• [TO DO]: Set down the records once more, please, exactly and with the pictures left out.

>> BEGIN DATASET CONTENT

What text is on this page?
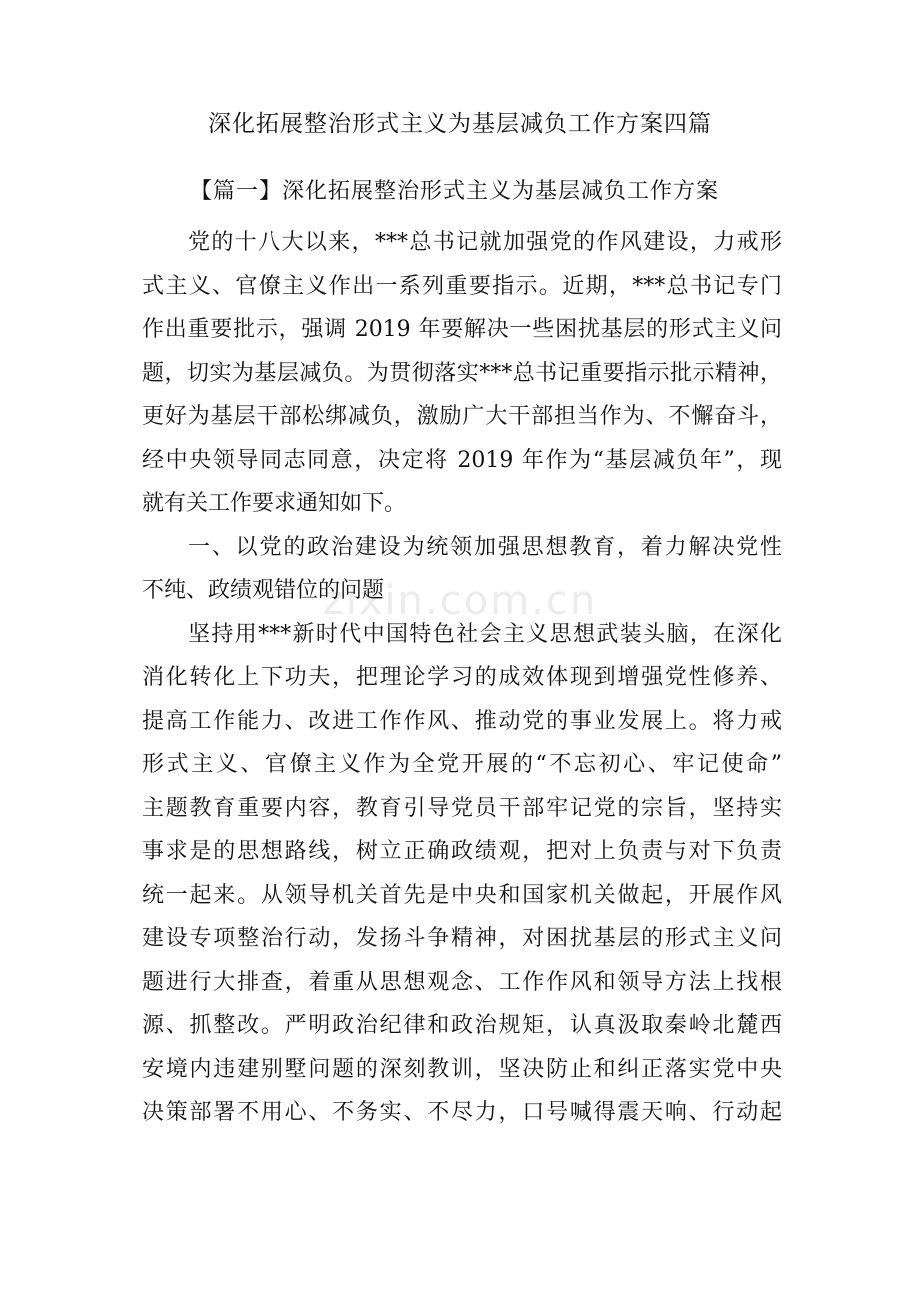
zixin.com.cn
深化拓展整治形式主义为基层减负工作方案四篇
【篇一】深化拓展整治形式主义为基层减负工作方案
党的十八大以来，***总书记就加强党的作风建设，力戒形
式主义、官僚主义作出一系列重要指示。近期，***总书记专门
作出重要批示，强调 2019 年要解决一些困扰基层的形式主义问
题，切实为基层减负。为贯彻落实***总书记重要指示批示精神，
更好为基层干部松绑减负，激励广大干部担当作为、不懈奋斗，
经中央领导同志同意，决定将 2019 年作为“基层减负年”，现
就有关工作要求通知如下。
一、以党的政治建设为统领加强思想教育，着力解决党性
不纯、政绩观错位的问题
坚持用***新时代中国特色社会主义思想武装头脑，在深化
消化转化上下功夫，把理论学习的成效体现到增强党性修养、
提高工作能力、改进工作作风、推动党的事业发展上。将力戒
形式主义、官僚主义作为全党开展的“不忘初心、牢记使命”
主题教育重要内容，教育引导党员干部牢记党的宗旨，坚持实
事求是的思想路线，树立正确政绩观，把对上负责与对下负责
统一起来。从领导机关首先是中央和国家机关做起，开展作风
建设专项整治行动，发扬斗争精神，对困扰基层的形式主义问
题进行大排查，着重从思想观念、工作作风和领导方法上找根
源、抓整改。严明政治纪律和政治规矩，认真汲取秦岭北麓西
安境内违建别墅问题的深刻教训，坚决防止和纠正落实党中央
决策部署不用心、不务实、不尽力，口号喊得震天响、行动起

>> END DATASET CONTENT

• [OUTPUT OF THE TASK]:
What text is on this page?
zixin.com.cn
深化拓展整治形式主义为基层减负工作方案四篇
【篇一】深化拓展整治形式主义为基层减负工作方案
党的十八大以来，***总书记就加强党的作风建设，力戒形
式主义、官僚主义作出一系列重要指示。近期，***总书记专门
作出重要批示，强调 2019 年要解决一些困扰基层的形式主义问
题，切实为基层减负。为贯彻落实***总书记重要指示批示精神，
更好为基层干部松绑减负，激励广大干部担当作为、不懈奋斗，
经中央领导同志同意，决定将 2019 年作为“基层减负年”，现
就有关工作要求通知如下。
一、以党的政治建设为统领加强思想教育，着力解决党性
不纯、政绩观错位的问题
坚持用***新时代中国特色社会主义思想武装头脑，在深化
消化转化上下功夫，把理论学习的成效体现到增强党性修养、
提高工作能力、改进工作作风、推动党的事业发展上。将力戒
形式主义、官僚主义作为全党开展的“不忘初心、牢记使命”
主题教育重要内容，教育引导党员干部牢记党的宗旨，坚持实
事求是的思想路线，树立正确政绩观，把对上负责与对下负责
统一起来。从领导机关首先是中央和国家机关做起，开展作风
建设专项整治行动，发扬斗争精神，对困扰基层的形式主义问
题进行大排查，着重从思想观念、工作作风和领导方法上找根
源、抓整改。严明政治纪律和政治规矩，认真汲取秦岭北麓西
安境内违建别墅问题的深刻教训，坚决防止和纠正落实党中央
决策部署不用心、不务实、不尽力，口号喊得震天响、行动起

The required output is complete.